Dataset records:
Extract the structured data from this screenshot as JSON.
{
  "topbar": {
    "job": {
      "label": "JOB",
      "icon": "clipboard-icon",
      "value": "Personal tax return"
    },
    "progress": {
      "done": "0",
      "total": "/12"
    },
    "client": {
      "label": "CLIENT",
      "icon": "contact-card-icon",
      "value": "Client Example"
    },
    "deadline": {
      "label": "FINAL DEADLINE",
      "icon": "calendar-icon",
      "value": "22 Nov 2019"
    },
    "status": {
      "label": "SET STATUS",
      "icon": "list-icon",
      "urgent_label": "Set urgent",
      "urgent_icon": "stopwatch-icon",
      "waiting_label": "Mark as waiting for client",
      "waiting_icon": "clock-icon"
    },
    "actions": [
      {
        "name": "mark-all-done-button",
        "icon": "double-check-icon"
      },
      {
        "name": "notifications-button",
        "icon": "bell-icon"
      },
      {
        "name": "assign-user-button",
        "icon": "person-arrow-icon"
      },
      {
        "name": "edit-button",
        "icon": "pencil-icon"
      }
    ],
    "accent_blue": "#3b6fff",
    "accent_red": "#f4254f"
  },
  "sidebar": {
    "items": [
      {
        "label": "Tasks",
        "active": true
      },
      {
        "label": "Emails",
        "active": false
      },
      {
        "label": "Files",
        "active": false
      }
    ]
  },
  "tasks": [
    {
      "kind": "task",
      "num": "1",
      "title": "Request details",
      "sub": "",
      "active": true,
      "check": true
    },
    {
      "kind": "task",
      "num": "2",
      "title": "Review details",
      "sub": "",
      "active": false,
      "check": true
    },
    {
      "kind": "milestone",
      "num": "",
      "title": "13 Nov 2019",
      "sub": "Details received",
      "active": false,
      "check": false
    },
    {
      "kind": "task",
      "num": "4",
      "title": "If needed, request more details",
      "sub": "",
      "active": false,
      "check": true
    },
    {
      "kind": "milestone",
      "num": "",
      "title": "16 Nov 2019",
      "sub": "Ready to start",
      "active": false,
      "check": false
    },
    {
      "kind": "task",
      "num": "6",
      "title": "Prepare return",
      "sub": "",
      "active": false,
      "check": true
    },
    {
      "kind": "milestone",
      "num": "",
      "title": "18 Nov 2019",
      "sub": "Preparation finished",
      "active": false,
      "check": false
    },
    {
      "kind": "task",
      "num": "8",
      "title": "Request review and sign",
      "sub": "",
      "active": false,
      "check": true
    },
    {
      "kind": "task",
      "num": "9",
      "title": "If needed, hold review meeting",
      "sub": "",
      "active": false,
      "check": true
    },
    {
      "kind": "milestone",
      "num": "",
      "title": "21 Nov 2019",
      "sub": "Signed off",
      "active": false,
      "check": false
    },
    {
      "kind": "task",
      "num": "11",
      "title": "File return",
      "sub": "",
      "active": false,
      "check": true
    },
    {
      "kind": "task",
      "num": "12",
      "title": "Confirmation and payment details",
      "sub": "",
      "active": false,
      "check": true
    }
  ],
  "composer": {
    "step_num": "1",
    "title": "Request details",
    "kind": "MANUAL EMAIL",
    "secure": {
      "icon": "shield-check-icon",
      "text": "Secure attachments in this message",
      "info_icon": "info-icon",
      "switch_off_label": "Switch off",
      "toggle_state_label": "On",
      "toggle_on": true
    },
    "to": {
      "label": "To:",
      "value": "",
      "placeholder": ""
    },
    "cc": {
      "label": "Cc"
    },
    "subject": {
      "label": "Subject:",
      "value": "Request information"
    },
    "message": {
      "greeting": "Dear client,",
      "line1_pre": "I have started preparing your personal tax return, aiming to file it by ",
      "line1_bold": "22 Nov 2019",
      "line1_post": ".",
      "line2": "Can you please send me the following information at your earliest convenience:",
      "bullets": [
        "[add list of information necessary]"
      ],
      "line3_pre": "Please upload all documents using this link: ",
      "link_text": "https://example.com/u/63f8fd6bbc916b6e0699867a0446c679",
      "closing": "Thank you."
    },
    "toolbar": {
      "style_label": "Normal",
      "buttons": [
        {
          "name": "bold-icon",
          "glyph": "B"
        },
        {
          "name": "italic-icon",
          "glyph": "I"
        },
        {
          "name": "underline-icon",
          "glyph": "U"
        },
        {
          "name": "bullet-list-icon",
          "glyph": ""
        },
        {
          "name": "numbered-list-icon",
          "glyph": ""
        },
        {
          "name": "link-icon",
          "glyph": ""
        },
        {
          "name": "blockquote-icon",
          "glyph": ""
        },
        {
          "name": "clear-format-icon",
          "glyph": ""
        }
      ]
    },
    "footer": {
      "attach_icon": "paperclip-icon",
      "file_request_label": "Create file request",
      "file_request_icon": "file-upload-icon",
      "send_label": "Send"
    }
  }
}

### EXERCISE DETAILS
Go through the records above and retype each one exactly.

### PROBLEM SOLUTION
Extract the structured data from this screenshot as JSON.
{
  "topbar": {
    "job": {
      "label": "JOB",
      "icon": "clipboard-icon",
      "value": "Personal tax return"
    },
    "progress": {
      "done": "0",
      "total": "/12"
    },
    "client": {
      "label": "CLIENT",
      "icon": "contact-card-icon",
      "value": "Client Example"
    },
    "deadline": {
      "label": "FINAL DEADLINE",
      "icon": "calendar-icon",
      "value": "22 Nov 2019"
    },
    "status": {
      "label": "SET STATUS",
      "icon": "list-icon",
      "urgent_label": "Set urgent",
      "urgent_icon": "stopwatch-icon",
      "waiting_label": "Mark as waiting for client",
      "waiting_icon": "clock-icon"
    },
    "actions": [
      {
        "name": "mark-all-done-button",
        "icon": "double-check-icon"
      },
      {
        "name": "notifications-button",
        "icon": "bell-icon"
      },
      {
        "name": "assign-user-button",
        "icon": "person-arrow-icon"
      },
      {
        "name": "edit-button",
        "icon": "pencil-icon"
      }
    ],
    "accent_blue": "#3b6fff",
    "accent_red": "#f4254f"
  },
  "sidebar": {
    "items": [
      {
        "label": "Tasks",
        "active": true
      },
      {
        "label": "Emails",
        "active": false
      },
      {
        "label": "Files",
        "active": false
      }
    ]
  },
  "tasks": [
    {
      "kind": "task",
      "num": "1",
      "title": "Request details",
      "sub": "",
      "active": true,
      "check": true
    },
    {
      "kind": "task",
      "num": "2",
      "title": "Review details",
      "sub": "",
      "active": false,
      "check": true
    },
    {
      "kind": "milestone",
      "num": "",
      "title": "13 Nov 2019",
      "sub": "Details received",
      "active": false,
      "check": false
    },
    {
      "kind": "task",
      "num": "4",
      "title": "If needed, request more details",
      "sub": "",
      "active": false,
      "check": true
    },
    {
      "kind": "milestone",
      "num": "",
      "title": "16 Nov 2019",
      "sub": "Ready to start",
      "active": false,
      "check": false
    },
    {
      "kind": "task",
      "num": "6",
      "title": "Prepare return",
      "sub": "",
      "active": false,
      "check": true
    },
    {
      "kind": "milestone",
      "num": "",
      "title": "18 Nov 2019",
      "sub": "Preparation finished",
      "active": false,
      "check": false
    },
    {
      "kind": "task",
      "num": "8",
      "title": "Request review and sign",
      "sub": "",
      "active": false,
      "check": true
    },
    {
      "kind": "task",
      "num": "9",
      "title": "If needed, hold review meeting",
      "sub": "",
      "active": false,
      "check": true
    },
    {
      "kind": "milestone",
      "num": "",
      "title": "21 Nov 2019",
      "sub": "Signed off",
      "active": false,
      "check": false
    },
    {
      "kind": "task",
      "num": "11",
      "title": "File return",
      "sub": "",
      "active": false,
      "check": true
    },
    {
      "kind": "task",
      "num": "12",
      "title": "Confirmation and payment details",
      "sub": "",
      "active": false,
      "check": true
    }
  ],
  "composer": {
    "step_num": "1",
    "title": "Request details",
    "kind": "MANUAL EMAIL",
    "secure": {
      "icon": "shield-check-icon",
      "text": "Secure attachments in this message",
      "info_icon": "info-icon",
      "switch_off_label": "Switch off",
      "toggle_state_label": "On",
      "toggle_on": true
    },
    "to": {
      "label": "To:",
      "value": "",
      "placeholder": ""
    },
    "cc": {
      "label": "Cc"
    },
    "subject": {
      "label": "Subject:",
      "value": "Request information"
    },
    "message": {
      "greeting": "Dear client,",
      "line1_pre": "I have started preparing your personal tax return, aiming to file it by ",
      "line1_bold": "22 Nov 2019",
      "line1_post": ".",
      "line2": "Can you please send me the following information at your earliest convenience:",
      "bullets": [
        "[add list of information necessary]"
      ],
      "line3_pre": "Please upload all documents using this link: ",
      "link_text": "https://example.com/u/63f8fd6bbc916b6e0699867a0446c679",
      "closing": "Thank you."
    },
    "toolbar": {
      "style_label": "Normal",
      "buttons": [
        {
          "name": "bold-icon",
          "glyph": "B"
        },
        {
          "name": "italic-icon",
          "glyph": "I"
        },
        {
          "name": "underline-icon",
          "glyph": "U"
        },
        {
          "name": "bullet-list-icon",
          "glyph": ""
        },
        {
          "name": "numbered-list-icon",
          "glyph": ""
        },
        {
          "name": "link-icon",
          "glyph": ""
        },
        {
          "name": "blockquote-icon",
          "glyph": ""
        },
        {
          "name": "clear-format-icon",
          "glyph": ""
        }
      ]
    },
    "footer": {
      "attach_icon": "paperclip-icon",
      "file_request_label": "Create file request",
      "file_request_icon": "file-upload-icon",
      "send_label": "Send"
    }
  }
}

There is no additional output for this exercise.